Records excerpted from a collection.
-- BEGIN --

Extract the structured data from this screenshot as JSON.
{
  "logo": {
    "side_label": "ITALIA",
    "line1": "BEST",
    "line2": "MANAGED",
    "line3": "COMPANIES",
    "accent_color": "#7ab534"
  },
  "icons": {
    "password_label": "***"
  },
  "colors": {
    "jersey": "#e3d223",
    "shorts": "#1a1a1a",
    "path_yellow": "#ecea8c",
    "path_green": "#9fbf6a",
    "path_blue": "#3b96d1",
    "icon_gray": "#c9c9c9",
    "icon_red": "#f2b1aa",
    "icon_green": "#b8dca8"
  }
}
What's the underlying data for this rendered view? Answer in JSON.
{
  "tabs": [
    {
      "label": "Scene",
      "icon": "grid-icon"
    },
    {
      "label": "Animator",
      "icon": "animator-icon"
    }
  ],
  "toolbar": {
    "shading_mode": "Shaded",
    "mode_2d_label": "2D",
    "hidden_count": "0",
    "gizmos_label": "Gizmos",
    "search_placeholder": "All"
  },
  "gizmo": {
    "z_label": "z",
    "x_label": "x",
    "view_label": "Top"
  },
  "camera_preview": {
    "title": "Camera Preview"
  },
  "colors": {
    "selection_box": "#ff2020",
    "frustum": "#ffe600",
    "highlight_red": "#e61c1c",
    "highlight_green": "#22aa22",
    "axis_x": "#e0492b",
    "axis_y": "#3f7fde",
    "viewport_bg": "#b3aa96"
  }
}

-- END --

What you will do. Nothing should be left out: repeat all of the data exactly.

Task result.
Extract the structured data from this screenshot as JSON.
{
  "logo": {
    "side_label": "ITALIA",
    "line1": "BEST",
    "line2": "MANAGED",
    "line3": "COMPANIES",
    "accent_color": "#7ab534"
  },
  "icons": {
    "password_label": "***"
  },
  "colors": {
    "jersey": "#e3d223",
    "shorts": "#1a1a1a",
    "path_yellow": "#ecea8c",
    "path_green": "#9fbf6a",
    "path_blue": "#3b96d1",
    "icon_gray": "#c9c9c9",
    "icon_red": "#f2b1aa",
    "icon_green": "#b8dca8"
  }
}
What's the underlying data for this rendered view? Answer in JSON.
{
  "tabs": [
    {
      "label": "Scene",
      "icon": "grid-icon"
    },
    {
      "label": "Animator",
      "icon": "animator-icon"
    }
  ],
  "toolbar": {
    "shading_mode": "Shaded",
    "mode_2d_label": "2D",
    "hidden_count": "0",
    "gizmos_label": "Gizmos",
    "search_placeholder": "All"
  },
  "gizmo": {
    "z_label": "z",
    "x_label": "x",
    "view_label": "Top"
  },
  "camera_preview": {
    "title": "Camera Preview"
  },
  "colors": {
    "selection_box": "#ff2020",
    "frustum": "#ffe600",
    "highlight_red": "#e61c1c",
    "highlight_green": "#22aa22",
    "axis_x": "#e0492b",
    "axis_y": "#3f7fde",
    "viewport_bg": "#b3aa96"
  }
}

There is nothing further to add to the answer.